>> begin Records provided

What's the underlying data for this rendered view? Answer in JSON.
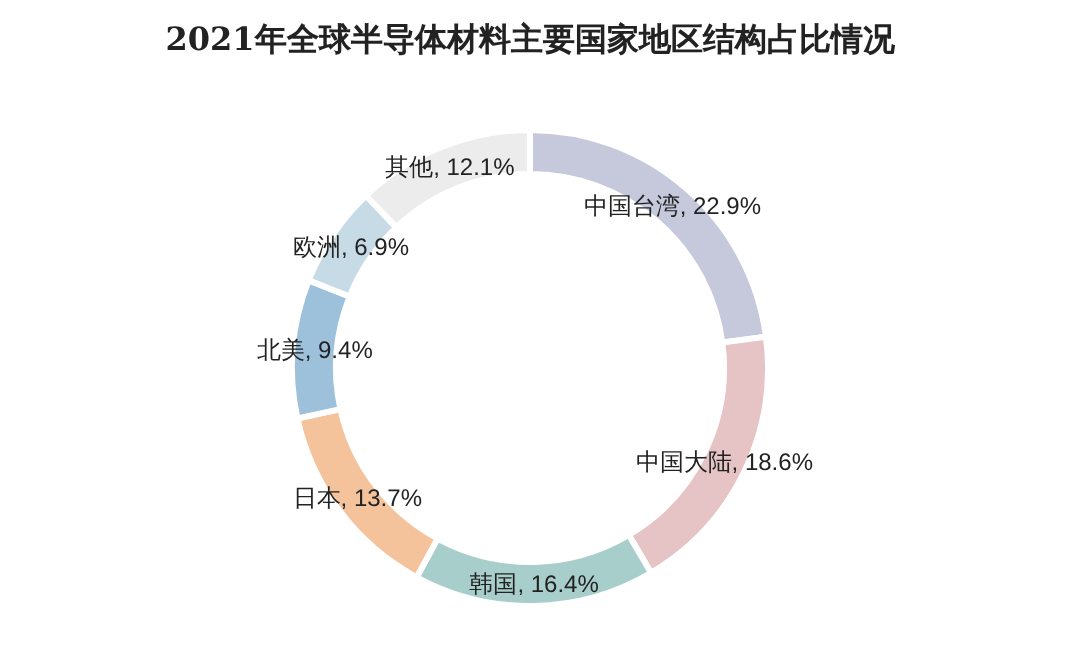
{
  "chart_data": {
    "type": "donut",
    "title": "2021年全球半导体材料主要国家地区结构占比情况",
    "categories": [
      "中国台湾",
      "中国大陆",
      "韩国",
      "日本",
      "北美",
      "欧洲",
      "其他"
    ],
    "values": [
      22.9,
      18.6,
      16.4,
      13.7,
      9.4,
      6.9,
      12.1
    ],
    "colors": [
      "#c6c8dc",
      "#e6c3c5",
      "#a8cecb",
      "#f4c39b",
      "#9dc1db",
      "#c7dbe6",
      "#ececec"
    ],
    "value_labels": [
      "22.9%",
      "18.6%",
      "16.4%",
      "13.7%",
      "9.4%",
      "6.9%",
      "12.1%"
    ]
  }
}
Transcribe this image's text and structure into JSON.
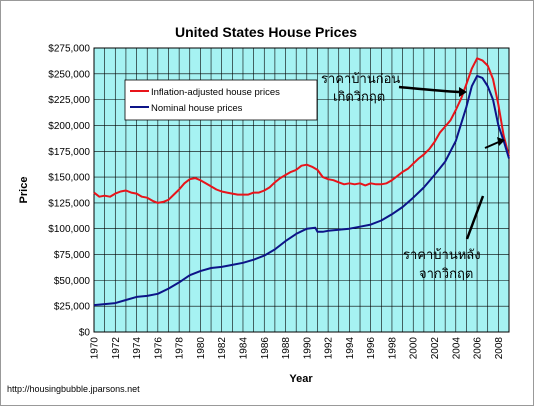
{
  "source_credit": "http://housingbubble.jparsons.net",
  "annotations": {
    "before_crisis": [
      "ราคาบ้านก่อน",
      "เกิดวิกฤต"
    ],
    "after_crisis": [
      "ราคาบ้านหลัง",
      "จากวิกฤต"
    ],
    "arrow_color": "#000000"
  },
  "colors": {
    "plot_background": "#a6f2f2",
    "grid": "#000000",
    "inflation_line": "#e8141a",
    "nominal_line": "#0d1488"
  },
  "chart_data": {
    "type": "line",
    "title": "United States House Prices",
    "xlabel": "Year",
    "ylabel": "Price",
    "xlim": [
      1970,
      2009
    ],
    "ylim": [
      0,
      275000
    ],
    "grid": true,
    "legend_position": "top-left",
    "x_ticks": [
      "1970",
      "1972",
      "1974",
      "1976",
      "1978",
      "1980",
      "1982",
      "1984",
      "1986",
      "1988",
      "1990",
      "1992",
      "1994",
      "1996",
      "1998",
      "2000",
      "2002",
      "2004",
      "2006",
      "2008"
    ],
    "y_ticks": [
      "$0",
      "$25,000",
      "$50,000",
      "$75,000",
      "$100,000",
      "$125,000",
      "$150,000",
      "$175,000",
      "$200,000",
      "$225,000",
      "$250,000",
      "$275,000"
    ],
    "series": [
      {
        "name": "Inflation-adjusted house prices",
        "color": "#e8141a",
        "points": [
          [
            1970,
            135000
          ],
          [
            1970.5,
            131000
          ],
          [
            1971,
            132000
          ],
          [
            1971.5,
            131000
          ],
          [
            1972,
            134000
          ],
          [
            1972.5,
            136000
          ],
          [
            1973,
            137000
          ],
          [
            1973.5,
            135000
          ],
          [
            1974,
            134000
          ],
          [
            1974.5,
            131000
          ],
          [
            1975,
            130000
          ],
          [
            1975.5,
            127000
          ],
          [
            1976,
            125000
          ],
          [
            1976.5,
            126000
          ],
          [
            1977,
            128000
          ],
          [
            1977.5,
            133000
          ],
          [
            1978,
            138000
          ],
          [
            1978.5,
            144000
          ],
          [
            1979,
            148000
          ],
          [
            1979.5,
            149000
          ],
          [
            1980,
            147000
          ],
          [
            1980.5,
            144000
          ],
          [
            1981,
            141000
          ],
          [
            1981.5,
            138000
          ],
          [
            1982,
            136000
          ],
          [
            1982.5,
            135000
          ],
          [
            1983,
            134000
          ],
          [
            1983.5,
            133000
          ],
          [
            1984,
            133000
          ],
          [
            1984.5,
            133000
          ],
          [
            1985,
            135000
          ],
          [
            1985.5,
            135000
          ],
          [
            1986,
            137000
          ],
          [
            1986.5,
            140000
          ],
          [
            1987,
            145000
          ],
          [
            1987.5,
            149000
          ],
          [
            1988,
            152000
          ],
          [
            1988.5,
            155000
          ],
          [
            1989,
            157000
          ],
          [
            1989.5,
            161000
          ],
          [
            1990,
            162000
          ],
          [
            1990.5,
            160000
          ],
          [
            1991,
            157000
          ],
          [
            1991.5,
            150000
          ],
          [
            1992,
            148000
          ],
          [
            1992.5,
            147000
          ],
          [
            1993,
            145000
          ],
          [
            1993.5,
            143000
          ],
          [
            1994,
            144000
          ],
          [
            1994.5,
            143000
          ],
          [
            1995,
            144000
          ],
          [
            1995.5,
            142000
          ],
          [
            1996,
            144000
          ],
          [
            1996.5,
            143000
          ],
          [
            1997,
            143000
          ],
          [
            1997.5,
            144000
          ],
          [
            1998,
            147000
          ],
          [
            1998.5,
            151000
          ],
          [
            1999,
            155000
          ],
          [
            1999.5,
            158000
          ],
          [
            2000,
            163000
          ],
          [
            2000.5,
            168000
          ],
          [
            2001,
            172000
          ],
          [
            2001.5,
            177000
          ],
          [
            2002,
            184000
          ],
          [
            2002.5,
            193000
          ],
          [
            2003,
            199000
          ],
          [
            2003.5,
            205000
          ],
          [
            2004,
            215000
          ],
          [
            2004.5,
            226000
          ],
          [
            2005,
            240000
          ],
          [
            2005.5,
            255000
          ],
          [
            2006,
            265000
          ],
          [
            2006.5,
            263000
          ],
          [
            2007,
            258000
          ],
          [
            2007.5,
            245000
          ],
          [
            2008,
            220000
          ],
          [
            2008.5,
            190000
          ],
          [
            2009,
            170000
          ]
        ]
      },
      {
        "name": "Nominal house prices",
        "color": "#0d1488",
        "points": [
          [
            1970,
            26000
          ],
          [
            1971,
            27000
          ],
          [
            1972,
            28000
          ],
          [
            1973,
            31000
          ],
          [
            1974,
            34000
          ],
          [
            1975,
            35000
          ],
          [
            1976,
            37000
          ],
          [
            1977,
            42000
          ],
          [
            1978,
            48000
          ],
          [
            1979,
            55000
          ],
          [
            1980,
            59000
          ],
          [
            1981,
            62000
          ],
          [
            1982,
            63000
          ],
          [
            1983,
            65000
          ],
          [
            1984,
            67000
          ],
          [
            1985,
            70000
          ],
          [
            1986,
            74000
          ],
          [
            1987,
            80000
          ],
          [
            1988,
            88000
          ],
          [
            1989,
            95000
          ],
          [
            1990,
            100000
          ],
          [
            1990.8,
            101000
          ],
          [
            1991,
            97000
          ],
          [
            1991.5,
            97000
          ],
          [
            1992,
            98000
          ],
          [
            1993,
            99000
          ],
          [
            1994,
            100000
          ],
          [
            1995,
            102000
          ],
          [
            1996,
            104000
          ],
          [
            1997,
            108000
          ],
          [
            1998,
            114000
          ],
          [
            1999,
            121000
          ],
          [
            2000,
            130000
          ],
          [
            2001,
            140000
          ],
          [
            2002,
            152000
          ],
          [
            2003,
            165000
          ],
          [
            2004,
            185000
          ],
          [
            2005,
            218000
          ],
          [
            2005.5,
            238000
          ],
          [
            2006,
            248000
          ],
          [
            2006.5,
            246000
          ],
          [
            2007,
            238000
          ],
          [
            2007.5,
            225000
          ],
          [
            2008,
            200000
          ],
          [
            2008.5,
            185000
          ],
          [
            2009,
            168000
          ]
        ]
      }
    ]
  }
}
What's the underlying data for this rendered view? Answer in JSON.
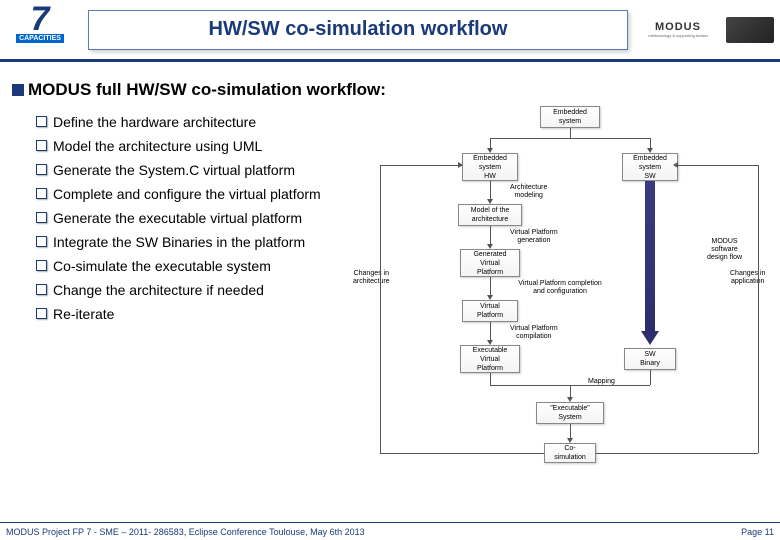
{
  "header": {
    "title": "HW/SW co-simulation workflow",
    "fp7_label": "CAPACITIES",
    "modus_label": "MODUS"
  },
  "section_title": "MODUS full HW/SW co-simulation workflow:",
  "steps": [
    "Define the hardware architecture",
    "Model the architecture using UML",
    "Generate the System.C virtual platform",
    "Complete and configure the virtual platform",
    "Generate the executable virtual platform",
    "Integrate the SW Binaries in the platform",
    "Co-simulate the executable system",
    "Change the architecture if needed",
    "Re-iterate"
  ],
  "side_annotations": {
    "changes_arch": "Changes in\narchitecture",
    "changes_app": "Changes in\napplication",
    "modus_flow": "MODUS\nsoftware\ndesign flow"
  },
  "diagram": {
    "nodes": {
      "embedded_system": "Embedded\nsystem",
      "embedded_hw": "Embedded\nsystem\nHW",
      "embedded_sw": "Embedded\nsystem\nSW",
      "model_arch": "Model of the\narchitecture",
      "generated_vp": "Generated\nVirtual\nPlatform",
      "virtual_platform": "Virtual\nPlatform",
      "exec_vp": "Executable\nVirtual\nPlatform",
      "sw_binary": "SW\nBinary",
      "exec_system": "\"Executable\"\nSystem",
      "cosim": "Co-\nsimulation"
    },
    "edge_labels": {
      "arch_modeling": "Architecture\nmodeling",
      "vp_gen": "Virtual Platform\ngeneration",
      "vp_complete": "Virtual Platform completion\nand configuration",
      "vp_compile": "Virtual Platform\ncompilation",
      "mapping": "Mapping"
    },
    "colors": {
      "accent": "#1a3a7a",
      "node_border": "#888888",
      "arrow": "#555555",
      "big_arrow_hw": "#1a3a7a",
      "big_arrow_sw": "#2e2e6e"
    }
  },
  "footer": {
    "left": "MODUS Project FP 7 - SME – 2011- 286583, Eclipse Conference Toulouse, May 6th 2013",
    "right": "Page 11"
  }
}
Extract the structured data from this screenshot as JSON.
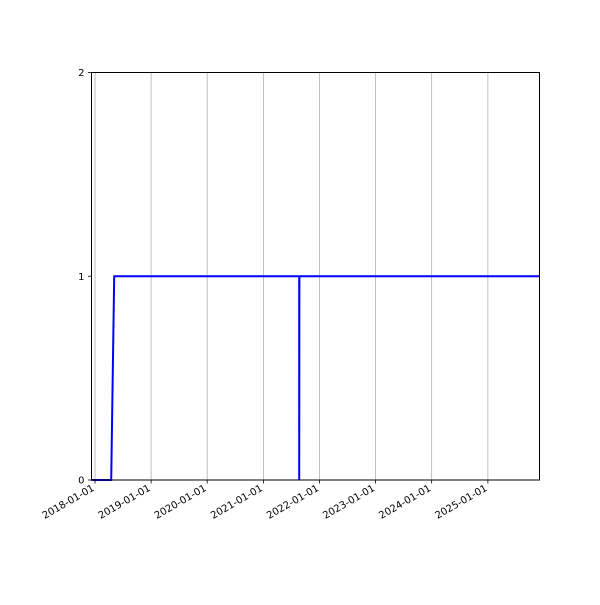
{
  "chart_data": {
    "type": "line",
    "title": "",
    "xlabel": "",
    "ylabel": "",
    "xlim": [
      "2017-12-09",
      "2025-12-03"
    ],
    "ylim": [
      0,
      2
    ],
    "grid": "vertical",
    "x_ticks": [
      "2018-01-01",
      "2019-01-01",
      "2020-01-01",
      "2021-01-01",
      "2022-01-01",
      "2023-01-01",
      "2024-01-01",
      "2025-01-01"
    ],
    "y_ticks": [
      0,
      1,
      2
    ],
    "series": [
      {
        "color": "#0000ff",
        "points": [
          [
            "2017-12-09",
            0
          ],
          [
            "2018-04-16",
            0
          ],
          [
            "2018-05-06",
            1
          ],
          [
            "2021-08-22",
            1
          ],
          [
            "2021-08-22",
            0
          ],
          [
            "2021-08-23",
            1
          ],
          [
            "2025-12-03",
            1
          ]
        ]
      }
    ]
  }
}
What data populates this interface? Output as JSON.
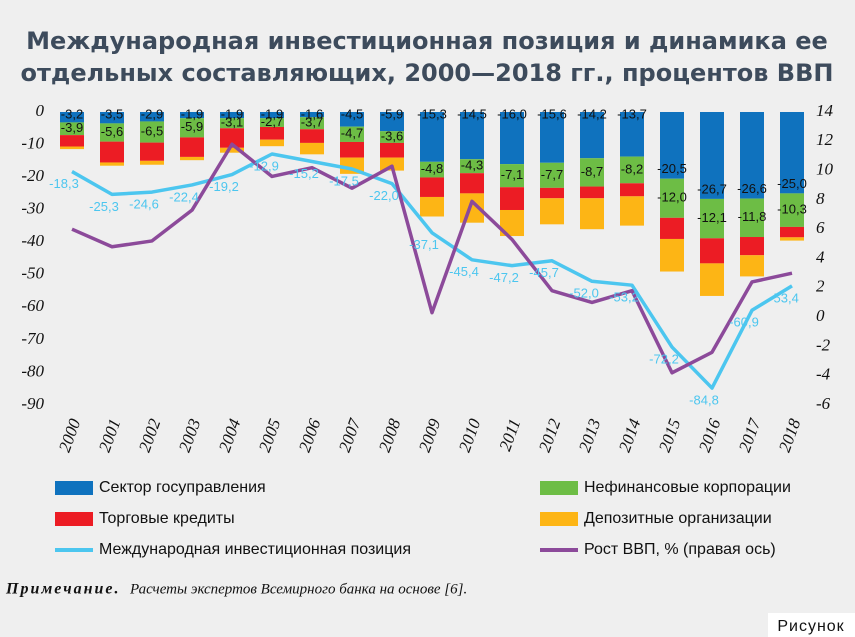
{
  "chart_data": {
    "type": "stacked_bar_line",
    "title": [
      "Международная инвестиционная позиция и динамика ее",
      "отдельных составляющих, 2000—2018 гг., процентов ВВП"
    ],
    "categories": [
      "2000",
      "2001",
      "2002",
      "2003",
      "2004",
      "2005",
      "2006",
      "2007",
      "2008",
      "2009",
      "2010",
      "2011",
      "2012",
      "2013",
      "2014",
      "2015",
      "2016",
      "2017",
      "2018"
    ],
    "ylim": [
      -90,
      0
    ],
    "yticks": [
      0,
      -10,
      -20,
      -30,
      -40,
      -50,
      -60,
      -70,
      -80,
      -90
    ],
    "y2lim": [
      -6,
      14
    ],
    "y2ticks": [
      14,
      12,
      10,
      8,
      6,
      4,
      2,
      0,
      -2,
      -4,
      -6
    ],
    "grid": false,
    "series": [
      {
        "name": "Сектор госуправления",
        "kind": "bar",
        "color": "#0f72be",
        "values": [
          -3.2,
          -3.5,
          -2.9,
          -1.9,
          -1.9,
          -1.9,
          -1.6,
          -4.5,
          -5.9,
          -15.3,
          -14.5,
          -16.0,
          -15.6,
          -14.2,
          -13.7,
          -20.5,
          -26.7,
          -26.6,
          -25.0
        ],
        "value_labels": [
          "-3,2",
          "-3,5",
          "-2,9",
          "-1,9",
          "-1,9",
          "-1,9",
          "-1,6",
          "-4,5",
          "-5,9",
          "-15,3",
          "-14,5",
          "-16,0",
          "-15,6",
          "-14,2",
          "-13,7",
          "-20,5",
          "-26,7",
          "-26,6",
          "-25,0"
        ]
      },
      {
        "name": "Нефинансовые корпорации",
        "kind": "bar",
        "color": "#6dbd45",
        "values": [
          -3.9,
          -5.6,
          -6.5,
          -5.9,
          -3.1,
          -2.7,
          -3.7,
          -4.7,
          -3.6,
          -4.8,
          -4.3,
          -7.1,
          -7.7,
          -8.7,
          -8.2,
          -12.0,
          -12.1,
          -11.8,
          -10.3
        ],
        "value_labels": [
          "-3,9",
          "-5,6",
          "-6,5",
          "-5,9",
          "-3,1",
          "-2,7",
          "-3,7",
          "-4,7",
          "-3,6",
          "-4,8",
          "-4,3",
          "-7,1",
          "-7,7",
          "-8,7",
          "-8,2",
          "-12,0",
          "-12,1",
          "-11,8",
          "-10,3"
        ]
      },
      {
        "name": "Торговые кредиты",
        "kind": "bar",
        "color": "#ec1c24",
        "values": [
          -3.5,
          -6.4,
          -5.6,
          -6.0,
          -6.0,
          -3.9,
          -4.2,
          -4.8,
          -4.5,
          -6.0,
          -6.2,
          -7.0,
          -3.2,
          -3.6,
          -4.0,
          -6.5,
          -7.7,
          -5.6,
          -3.2
        ]
      },
      {
        "name": "Депозитные организации",
        "kind": "bar",
        "color": "#fdb515",
        "values": [
          -0.8,
          -1.0,
          -1.2,
          -1.0,
          -1.5,
          -2.0,
          -3.5,
          -5.0,
          -4.0,
          -6.0,
          -9.0,
          -8.0,
          -8.0,
          -9.5,
          -9.0,
          -10.0,
          -10.0,
          -6.5,
          -1.0
        ]
      },
      {
        "name": "Международная инвестиционная позиция",
        "kind": "line",
        "color": "#4cc6ef",
        "values": [
          -18.3,
          -25.3,
          -24.6,
          -22.4,
          -19.2,
          -12.9,
          -15.2,
          -17.5,
          -22.0,
          -37.1,
          -45.4,
          -47.2,
          -45.7,
          -52.0,
          -53.2,
          -72.2,
          -84.8,
          -60.9,
          -53.4
        ],
        "value_labels": [
          "-18,3",
          "-25,3",
          "-24,6",
          "-22,4",
          "-19,2",
          "-12,9",
          "-15,2",
          "-17,5",
          "-22,0",
          "-37,1",
          "-45,4",
          "-47,2",
          "-45,7",
          "-52,0",
          "-53,2",
          "-72,2",
          "-84,8",
          "-60,9",
          "-53,4"
        ]
      },
      {
        "name": "Рост ВВП, % (правая ось)",
        "kind": "line",
        "axis": "y2",
        "color": "#8c4a9a",
        "values": [
          6.0,
          4.8,
          5.2,
          7.3,
          11.8,
          9.6,
          10.2,
          8.8,
          10.3,
          0.3,
          7.9,
          5.3,
          1.8,
          1.0,
          1.8,
          -3.8,
          -2.4,
          2.4,
          3.0
        ]
      }
    ],
    "note_label": "Примечание.",
    "note": "Расчеты экспертов Всемирного банка на основе [6].",
    "figure_label": "Рисунок"
  }
}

>> end Records provided

▸ Work to be completed: Gather from the entries above all lines that include the string "инвестиционная".

▸ In response:
      "Международная инвестиционная позиция и динамика ее",
        "name": "Международная инвестиционная позиция",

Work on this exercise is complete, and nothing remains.